Write out again, character for character, the lines starting at the one that has "piece-red-advisor[interactable]: 仕 — [280, 320, 321, 361]" and ending after the one that has "piece-red-cannon[interactable]: 炮 — [160, 360, 201, 400]".

▶ **RECORDS TO PROCESS**
[Begin]

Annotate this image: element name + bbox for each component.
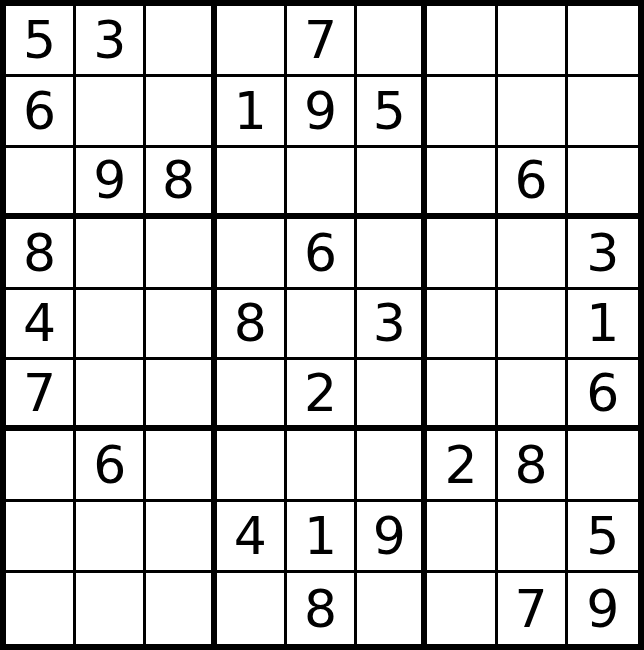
sudoku-cell-r2c3[interactable] bbox=[146, 77, 216, 148]
sudoku-cell-r7c7[interactable]: 2 bbox=[427, 431, 497, 502]
sudoku-cell-r1c7[interactable] bbox=[427, 6, 497, 77]
sudoku-cell-r4c6[interactable] bbox=[357, 219, 427, 290]
sudoku-cell-r6c7[interactable] bbox=[427, 360, 497, 431]
sudoku-cell-r5c2[interactable] bbox=[76, 290, 146, 361]
sudoku-cell-r9c6[interactable] bbox=[357, 573, 427, 644]
sudoku-cell-r9c2[interactable] bbox=[76, 573, 146, 644]
sudoku-cell-r4c7[interactable] bbox=[427, 219, 497, 290]
sudoku-cell-r7c2[interactable]: 6 bbox=[76, 431, 146, 502]
sudoku-cell-r9c9[interactable]: 9 bbox=[568, 573, 638, 644]
sudoku-cell-r7c3[interactable] bbox=[146, 431, 216, 502]
sudoku-cell-r3c6[interactable] bbox=[357, 148, 427, 219]
sudoku-cell-r9c8[interactable]: 7 bbox=[498, 573, 568, 644]
sudoku-cell-r5c4[interactable]: 8 bbox=[217, 290, 287, 361]
sudoku-cell-r1c1[interactable]: 5 bbox=[6, 6, 76, 77]
sudoku-cell-r6c2[interactable] bbox=[76, 360, 146, 431]
sudoku-cell-r1c3[interactable] bbox=[146, 6, 216, 77]
sudoku-cell-r4c8[interactable] bbox=[498, 219, 568, 290]
sudoku-cell-r4c3[interactable] bbox=[146, 219, 216, 290]
sudoku-cell-r2c9[interactable] bbox=[568, 77, 638, 148]
sudoku-cell-r1c4[interactable] bbox=[217, 6, 287, 77]
sudoku-cell-r8c4[interactable]: 4 bbox=[217, 502, 287, 573]
sudoku-cell-r5c1[interactable]: 4 bbox=[6, 290, 76, 361]
sudoku-cell-r8c5[interactable]: 1 bbox=[287, 502, 357, 573]
sudoku-cell-r8c2[interactable] bbox=[76, 502, 146, 573]
sudoku-cell-r6c1[interactable]: 7 bbox=[6, 360, 76, 431]
sudoku-cell-r3c4[interactable] bbox=[217, 148, 287, 219]
sudoku-cell-r7c8[interactable]: 8 bbox=[498, 431, 568, 502]
sudoku-cell-r1c9[interactable] bbox=[568, 6, 638, 77]
sudoku-cell-r9c7[interactable] bbox=[427, 573, 497, 644]
sudoku-cell-r4c2[interactable] bbox=[76, 219, 146, 290]
sudoku-cell-r9c1[interactable] bbox=[6, 573, 76, 644]
sudoku-cell-r2c8[interactable] bbox=[498, 77, 568, 148]
sudoku-cell-r5c9[interactable]: 1 bbox=[568, 290, 638, 361]
sudoku-cell-r5c8[interactable] bbox=[498, 290, 568, 361]
sudoku-cell-r6c9[interactable]: 6 bbox=[568, 360, 638, 431]
sudoku-cell-r7c1[interactable] bbox=[6, 431, 76, 502]
sudoku-cell-r8c6[interactable]: 9 bbox=[357, 502, 427, 573]
sudoku-cell-r1c8[interactable] bbox=[498, 6, 568, 77]
sudoku-cell-r6c3[interactable] bbox=[146, 360, 216, 431]
sudoku-cell-r4c5[interactable]: 6 bbox=[287, 219, 357, 290]
sudoku-cell-r8c8[interactable] bbox=[498, 502, 568, 573]
sudoku-board: 537619598686348317266284195879 bbox=[0, 0, 644, 650]
sudoku-cell-r2c5[interactable]: 9 bbox=[287, 77, 357, 148]
sudoku-cell-r5c3[interactable] bbox=[146, 290, 216, 361]
sudoku-cell-r9c4[interactable] bbox=[217, 573, 287, 644]
sudoku-cell-r2c7[interactable] bbox=[427, 77, 497, 148]
sudoku-cell-r2c1[interactable]: 6 bbox=[6, 77, 76, 148]
sudoku-cell-r3c8[interactable]: 6 bbox=[498, 148, 568, 219]
sudoku-cell-r4c1[interactable]: 8 bbox=[6, 219, 76, 290]
sudoku-cell-r7c6[interactable] bbox=[357, 431, 427, 502]
sudoku-cell-r3c2[interactable]: 9 bbox=[76, 148, 146, 219]
sudoku-cell-r7c4[interactable] bbox=[217, 431, 287, 502]
sudoku-cell-r8c1[interactable] bbox=[6, 502, 76, 573]
sudoku-cell-r4c4[interactable] bbox=[217, 219, 287, 290]
sudoku-cell-r6c8[interactable] bbox=[498, 360, 568, 431]
sudoku-cell-r7c9[interactable] bbox=[568, 431, 638, 502]
sudoku-cell-r6c5[interactable]: 2 bbox=[287, 360, 357, 431]
sudoku-cell-r6c4[interactable] bbox=[217, 360, 287, 431]
sudoku-cell-r1c2[interactable]: 3 bbox=[76, 6, 146, 77]
sudoku-cell-r1c6[interactable] bbox=[357, 6, 427, 77]
sudoku-cell-r3c7[interactable] bbox=[427, 148, 497, 219]
sudoku-cell-r3c3[interactable]: 8 bbox=[146, 148, 216, 219]
sudoku-cell-r7c5[interactable] bbox=[287, 431, 357, 502]
sudoku-cell-r2c2[interactable] bbox=[76, 77, 146, 148]
sudoku-cell-r9c5[interactable]: 8 bbox=[287, 573, 357, 644]
sudoku-cell-r1c5[interactable]: 7 bbox=[287, 6, 357, 77]
sudoku-cell-r6c6[interactable] bbox=[357, 360, 427, 431]
sudoku-cell-r8c7[interactable] bbox=[427, 502, 497, 573]
sudoku-cell-r8c3[interactable] bbox=[146, 502, 216, 573]
sudoku-cell-r5c7[interactable] bbox=[427, 290, 497, 361]
sudoku-cell-r2c4[interactable]: 1 bbox=[217, 77, 287, 148]
sudoku-cell-r5c6[interactable]: 3 bbox=[357, 290, 427, 361]
sudoku-cell-r5c5[interactable] bbox=[287, 290, 357, 361]
sudoku-cell-r8c9[interactable]: 5 bbox=[568, 502, 638, 573]
sudoku-cell-r3c5[interactable] bbox=[287, 148, 357, 219]
sudoku-cell-r9c3[interactable] bbox=[146, 573, 216, 644]
sudoku-cell-r2c6[interactable]: 5 bbox=[357, 77, 427, 148]
sudoku-cell-r3c1[interactable] bbox=[6, 148, 76, 219]
sudoku-cell-r3c9[interactable] bbox=[568, 148, 638, 219]
sudoku-cell-r4c9[interactable]: 3 bbox=[568, 219, 638, 290]
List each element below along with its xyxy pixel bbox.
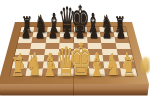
chess-product-photo: ♜♞♝♛♚♝♞♜♟♟♟♟♟♟♟♟♟♟♟♟♟♟♟♟♜♞♝♛♚♝♞♜ (0, 0, 150, 105)
piece-white-knight-g1: ♞ (105, 51, 120, 80)
piece-white-rook-a1: ♜ (12, 54, 26, 80)
piece-white-bishop-f1: ♝ (89, 49, 106, 81)
piece-black-pawn-h7: ♟ (116, 22, 126, 41)
piece-white-rook-h1: ♜ (122, 54, 136, 80)
pieces-layer: ♜♞♝♛♚♝♞♜♟♟♟♟♟♟♟♟♟♟♟♟♟♟♟♟♜♞♝♛♚♝♞♜ (0, 0, 150, 105)
piece-black-pawn-g7: ♟ (102, 22, 112, 41)
piece-white-knight-b1: ♞ (27, 51, 42, 80)
piece-black-pawn-a7: ♟ (21, 22, 31, 41)
piece-black-pawn-b7: ♟ (35, 22, 45, 41)
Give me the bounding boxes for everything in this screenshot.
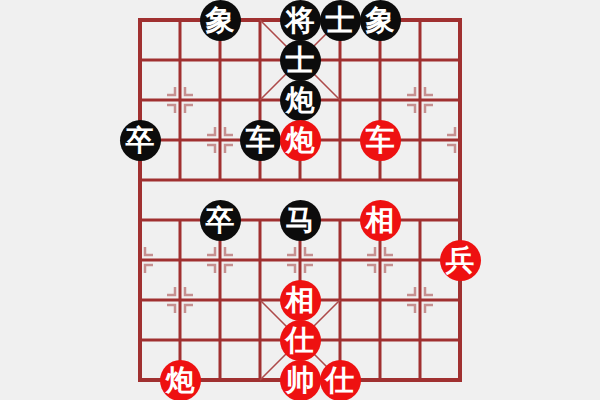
piece-red-advisor[interactable]: 仕 — [280, 320, 321, 361]
piece-red-advisor[interactable]: 仕 — [320, 360, 361, 400]
piece-black-elephant[interactable]: 象 — [200, 0, 241, 41]
piece-black-pawn[interactable]: 卒 — [200, 200, 241, 241]
piece-red-chariot[interactable]: 车 — [360, 120, 401, 161]
piece-black-chariot[interactable]: 车 — [240, 120, 281, 161]
piece-black-general[interactable]: 将 — [280, 0, 321, 41]
piece-black-pawn[interactable]: 卒 — [120, 120, 161, 161]
piece-black-advisor[interactable]: 士 — [320, 0, 361, 41]
piece-red-cannon[interactable]: 炮 — [280, 120, 321, 161]
piece-black-elephant[interactable]: 象 — [360, 0, 401, 41]
piece-black-horse[interactable]: 马 — [280, 200, 321, 241]
piece-red-cannon[interactable]: 炮 — [160, 360, 201, 400]
xiangqi-board: 象将士象士炮卒车炮车卒马相兵相仕炮帅仕 — [0, 0, 600, 400]
pieces-layer: 象将士象士炮卒车炮车卒马相兵相仕炮帅仕 — [120, 0, 480, 400]
piece-red-elephant[interactable]: 相 — [360, 200, 401, 241]
piece-black-cannon[interactable]: 炮 — [280, 80, 321, 121]
piece-red-pawn[interactable]: 兵 — [440, 240, 481, 281]
piece-red-general[interactable]: 帅 — [280, 360, 321, 400]
piece-red-elephant[interactable]: 相 — [280, 280, 321, 321]
piece-black-advisor[interactable]: 士 — [280, 40, 321, 81]
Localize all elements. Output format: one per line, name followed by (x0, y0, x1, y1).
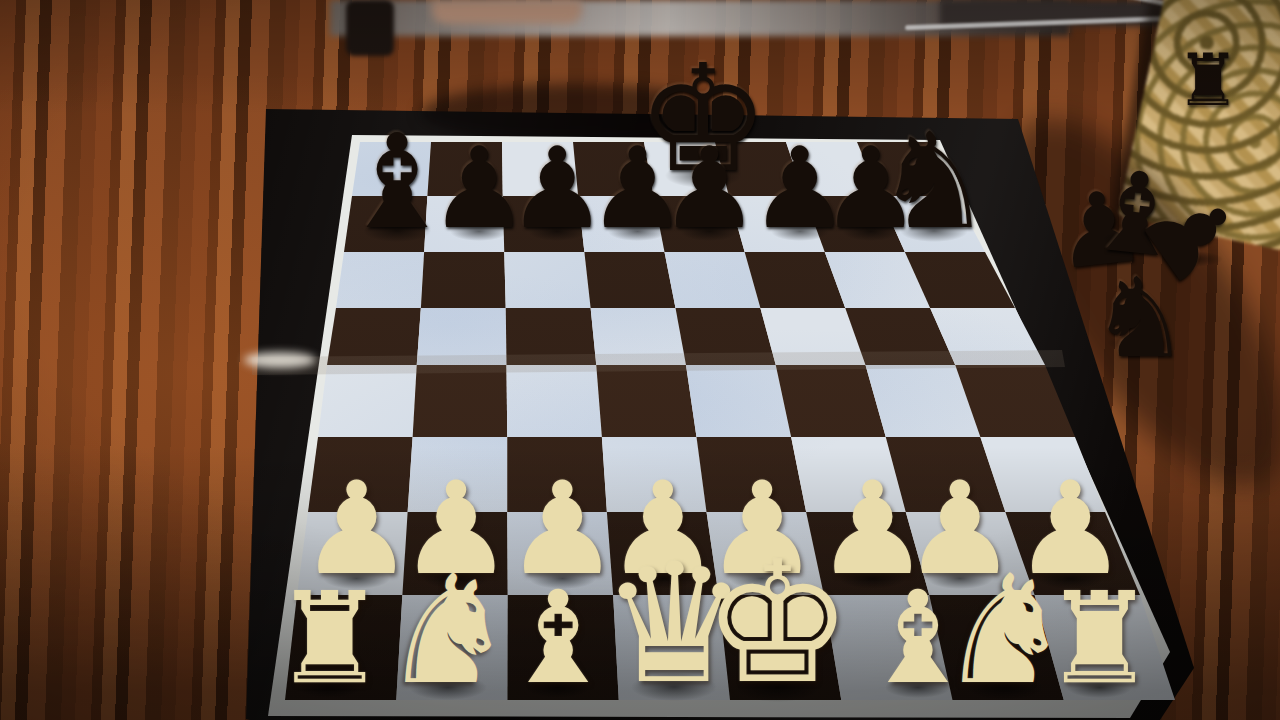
piece-black-knight-h7[interactable]: ♞ (875, 115, 993, 247)
piece-white-knight-b1[interactable]: ♞ (381, 555, 515, 705)
piece-white-rook-h1[interactable]: ♜ (1043, 577, 1156, 703)
captured-black-piece[interactable]: ♜ (1176, 44, 1241, 116)
piece-white-bishop-c1[interactable]: ♝ (501, 575, 616, 703)
photo-stage: ♚♝♟♟♟♟♟♟♞♟♟♟♟♟♟♟♟♜♞♝♛♚♝♞♜ ♟♝♟♞♜ (0, 0, 1280, 720)
piece-white-rook-a1[interactable]: ♜ (273, 577, 386, 703)
piece-white-king-e1[interactable]: ♚ (702, 540, 853, 708)
piece-black-pawn-e7[interactable]: ♟ (659, 133, 759, 245)
captured-black-piece[interactable]: ♞ (1091, 263, 1190, 373)
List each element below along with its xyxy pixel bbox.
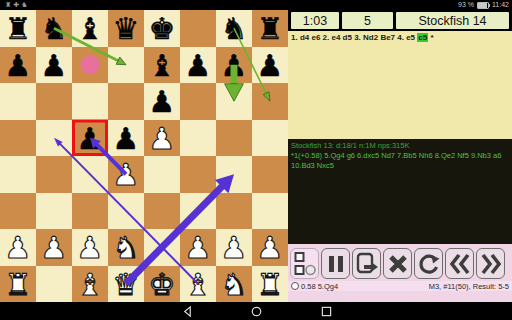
square-c5[interactable]: ♟ (72, 120, 108, 157)
white-pawn-d4: ♟ (108, 156, 144, 193)
square-g5[interactable] (216, 120, 252, 157)
toolbar (290, 248, 505, 279)
square-e4[interactable] (144, 156, 180, 193)
square-g7[interactable]: ♟ (216, 47, 252, 84)
black-knight-b8: ♞ (36, 10, 72, 47)
eval-dot-icon (291, 282, 299, 290)
square-f1[interactable]: ♝ (180, 266, 216, 303)
discard-button[interactable] (383, 248, 412, 279)
square-g8[interactable]: ♞ (216, 10, 252, 47)
square-c1[interactable]: ♝ (72, 266, 108, 303)
square-h7[interactable]: ♟ (252, 47, 288, 84)
black-pawn-e6: ♟ (144, 83, 180, 120)
square-d6[interactable] (108, 83, 144, 120)
knight-notification-icon: ♞ (21, 1, 29, 9)
engine-pv-line: *1(+0.58) 5.Qg4 g6 6.dxc5 Nd7 7.Bb5 Nh6 … (291, 151, 509, 171)
pause-button[interactable] (321, 248, 350, 279)
white-rook-a1: ♜ (0, 266, 36, 303)
rotate-button[interactable] (414, 248, 443, 279)
square-e1[interactable]: ♚ (144, 266, 180, 303)
square-c4[interactable] (72, 156, 108, 193)
square-b3[interactable] (36, 193, 72, 230)
square-d7[interactable] (108, 47, 144, 84)
engine-panel: 1:03 5 Stockfish 14 1. d4 e6 2. e4 d5 3.… (288, 10, 512, 302)
square-h8[interactable]: ♜ (252, 10, 288, 47)
notification-icons: ♜✚♞ (5, 0, 29, 10)
white-pawn-e5: ♟ (144, 120, 180, 157)
square-b8[interactable]: ♞ (36, 10, 72, 47)
top-player-row: 1:03 5 Stockfish 14 (288, 10, 512, 31)
black-bishop-c8: ♝ (72, 10, 108, 47)
match-status-text: M3, #11(50), Result: 5-5 (429, 282, 509, 291)
square-e3[interactable] (144, 193, 180, 230)
black-pawn-g7: ♟ (216, 47, 252, 84)
square-a6[interactable] (0, 83, 36, 120)
forward-button[interactable] (476, 248, 505, 279)
app-screen: ♜✚♞ 93 % 11:42 ♜♞♝♛♚♞♜♟♟♝♟♟♟♟♟♟♟♟♟♟♟♞♟♟♟… (0, 0, 512, 320)
square-c3[interactable] (72, 193, 108, 230)
black-rook-a8: ♜ (0, 10, 36, 47)
piece-select-button[interactable] (290, 248, 319, 279)
black-queen-d8: ♛ (108, 10, 144, 47)
square-d5[interactable]: ♟ (108, 120, 144, 157)
black-pawn-d5: ♟ (108, 120, 144, 157)
white-rook-h1: ♜ (252, 266, 288, 303)
android-nav-bar (0, 302, 512, 320)
square-a3[interactable] (0, 193, 36, 230)
white-pawn-c2: ♟ (72, 229, 108, 266)
square-b6[interactable] (36, 83, 72, 120)
white-knight-d2: ♞ (108, 229, 144, 266)
play-on-board-button[interactable] (352, 248, 381, 279)
square-c7[interactable] (72, 47, 108, 84)
android-status-bar: ♜✚♞ 93 % 11:42 (0, 0, 512, 10)
last-move-highlight: c5 (417, 33, 428, 42)
square-f2[interactable]: ♟ (180, 229, 216, 266)
square-g2[interactable]: ♟ (216, 229, 252, 266)
analysis-status-line: 0.58 5.Qg4 M3, #11(50), Result: 5-5 (288, 281, 512, 291)
square-h4[interactable] (252, 156, 288, 193)
square-f6[interactable] (180, 83, 216, 120)
white-pawn-b2: ♟ (36, 229, 72, 266)
white-knight-g1: ♞ (216, 266, 252, 303)
square-e6[interactable]: ♟ (144, 83, 180, 120)
square-g1[interactable]: ♞ (216, 266, 252, 303)
white-bishop-c1: ♝ (72, 266, 108, 303)
battery-percent: 93 % (458, 0, 474, 10)
white-pawn-a2: ♟ (0, 229, 36, 266)
black-bishop-e7: ♝ (144, 47, 180, 84)
move-list[interactable]: 1. d4 e6 2. e4 d5 3. Nd2 Be7 4. e5 c5 * (288, 31, 512, 139)
black-knight-g8: ♞ (216, 10, 252, 47)
square-g3[interactable] (216, 193, 252, 230)
square-c6[interactable] (72, 83, 108, 120)
square-a8[interactable]: ♜ (0, 10, 36, 47)
square-c8[interactable]: ♝ (72, 10, 108, 47)
square-e8[interactable]: ♚ (144, 10, 180, 47)
square-a5[interactable] (0, 120, 36, 157)
black-pawn-h7: ♟ (252, 47, 288, 84)
eval-text: 0.58 5.Qg4 (301, 282, 338, 291)
white-bishop-f1: ♝ (180, 266, 216, 303)
square-h6[interactable] (252, 83, 288, 120)
plus-notification-icon: ✚ (13, 1, 21, 9)
square-a2[interactable]: ♟ (0, 229, 36, 266)
back-button[interactable] (182, 306, 193, 317)
engine-info-line: Stockfish 13: d:18/1 n:1M nps:315K (291, 141, 509, 151)
move-list-text: 1. d4 e6 2. e4 d5 3. Nd2 Be7 4. e5 (291, 33, 417, 42)
engine-output[interactable]: Stockfish 13: d:18/1 n:1M nps:315K *1(+0… (288, 139, 512, 244)
control-area: 0.58 5.Qg4 M3, #11(50), Result: 5-5 0:56… (288, 244, 512, 302)
square-f8[interactable] (180, 10, 216, 47)
square-a4[interactable] (0, 156, 36, 193)
black-pawn-c5: ♟ (72, 120, 108, 157)
recents-button[interactable] (321, 306, 332, 317)
white-pawn-f2: ♟ (180, 229, 216, 266)
square-b5[interactable] (36, 120, 72, 157)
square-f4[interactable] (180, 156, 216, 193)
system-info: 93 % 11:42 (458, 0, 509, 10)
chess-board[interactable]: ♜♞♝♛♚♞♜♟♟♝♟♟♟♟♟♟♟♟♟♟♟♞♟♟♟♜♝♛♚♝♞♜ (0, 10, 288, 302)
black-rook-h8: ♜ (252, 10, 288, 47)
square-a1[interactable]: ♜ (0, 266, 36, 303)
black-pawn-a7: ♟ (0, 47, 36, 84)
square-d3[interactable] (108, 193, 144, 230)
black-pawn-f7: ♟ (180, 47, 216, 84)
square-b7[interactable]: ♟ (36, 47, 72, 84)
white-king-e1: ♚ (144, 266, 180, 303)
square-e7[interactable]: ♝ (144, 47, 180, 84)
top-player-name[interactable]: Stockfish 14 (394, 10, 511, 31)
square-h3[interactable] (252, 193, 288, 230)
white-pawn-g2: ♟ (216, 229, 252, 266)
square-d8[interactable]: ♛ (108, 10, 144, 47)
top-player-increment: 5 (340, 10, 395, 31)
white-queen-d1: ♛ (108, 266, 144, 303)
square-b1[interactable] (36, 266, 72, 303)
top-player-clock: 1:03 (289, 10, 341, 31)
square-e2[interactable] (144, 229, 180, 266)
square-h1[interactable]: ♜ (252, 266, 288, 303)
square-e5[interactable]: ♟ (144, 120, 180, 157)
square-f5[interactable] (180, 120, 216, 157)
square-h5[interactable] (252, 120, 288, 157)
square-d2[interactable]: ♞ (108, 229, 144, 266)
square-f3[interactable] (180, 193, 216, 230)
square-d1[interactable]: ♛ (108, 266, 144, 303)
square-a7[interactable]: ♟ (0, 47, 36, 84)
square-g4[interactable] (216, 156, 252, 193)
home-button[interactable] (251, 306, 262, 317)
square-g6[interactable] (216, 83, 252, 120)
square-b4[interactable] (36, 156, 72, 193)
battery-icon (477, 2, 489, 9)
white-pawn-h2: ♟ (252, 229, 288, 266)
rewind-button[interactable] (445, 248, 474, 279)
black-pawn-b7: ♟ (36, 47, 72, 84)
black-king-e8: ♚ (144, 10, 180, 47)
square-h2[interactable]: ♟ (252, 229, 288, 266)
square-c2[interactable]: ♟ (72, 229, 108, 266)
square-f7[interactable]: ♟ (180, 47, 216, 84)
square-d4[interactable]: ♟ (108, 156, 144, 193)
square-b2[interactable]: ♟ (36, 229, 72, 266)
clock-time: 11:42 (492, 0, 509, 10)
move-list-result: * (428, 33, 433, 42)
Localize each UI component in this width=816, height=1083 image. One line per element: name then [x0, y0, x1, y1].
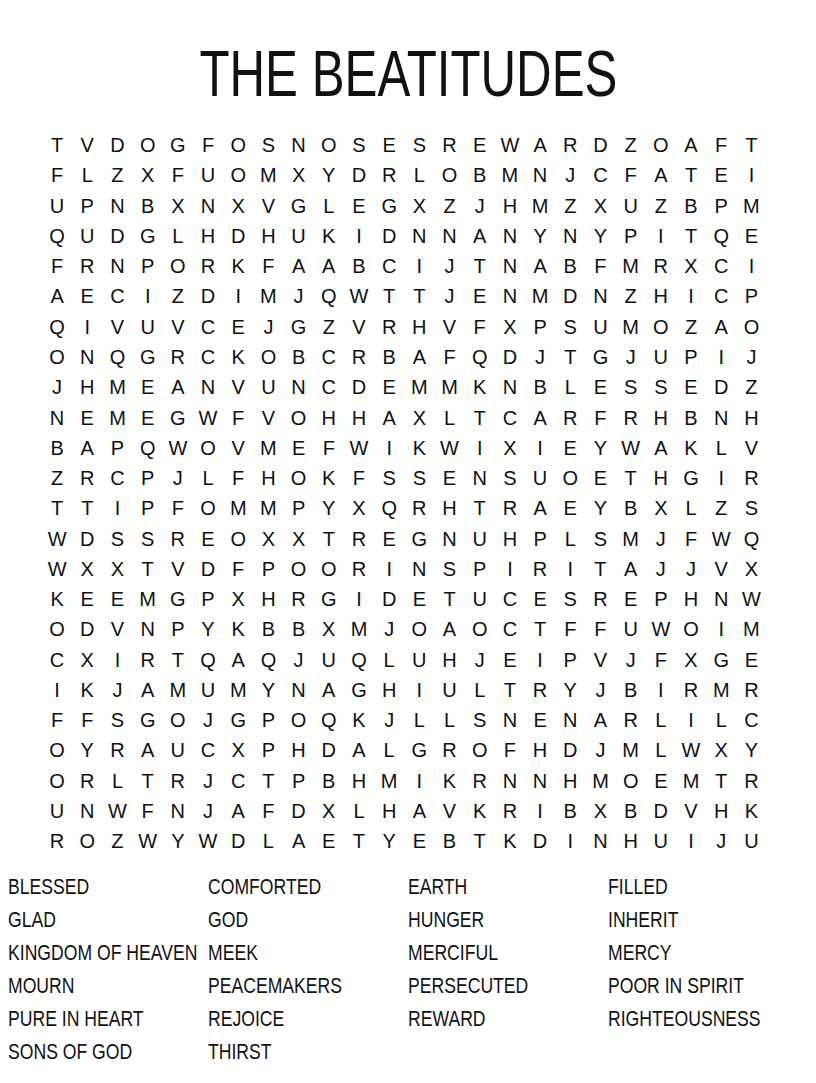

[End]

▶ **SOLVED PROBLEM**
piece-red-advisor[interactable]: 仕 — [280, 320, 321, 361]
piece-red-advisor[interactable]: 仕 — [320, 360, 361, 400]
piece-black-elephant[interactable]: 象 — [200, 0, 241, 41]
piece-black-pawn[interactable]: 卒 — [200, 200, 241, 241]
piece-red-chariot[interactable]: 车 — [360, 120, 401, 161]
piece-black-chariot[interactable]: 车 — [240, 120, 281, 161]
piece-black-general[interactable]: 将 — [280, 0, 321, 41]
piece-black-pawn[interactable]: 卒 — [120, 120, 161, 161]
piece-black-advisor[interactable]: 士 — [320, 0, 361, 41]
piece-red-cannon[interactable]: 炮 — [280, 120, 321, 161]
piece-black-elephant[interactable]: 象 — [360, 0, 401, 41]
piece-black-horse[interactable]: 马 — [280, 200, 321, 241]
piece-red-cannon[interactable]: 炮 — [160, 360, 201, 400]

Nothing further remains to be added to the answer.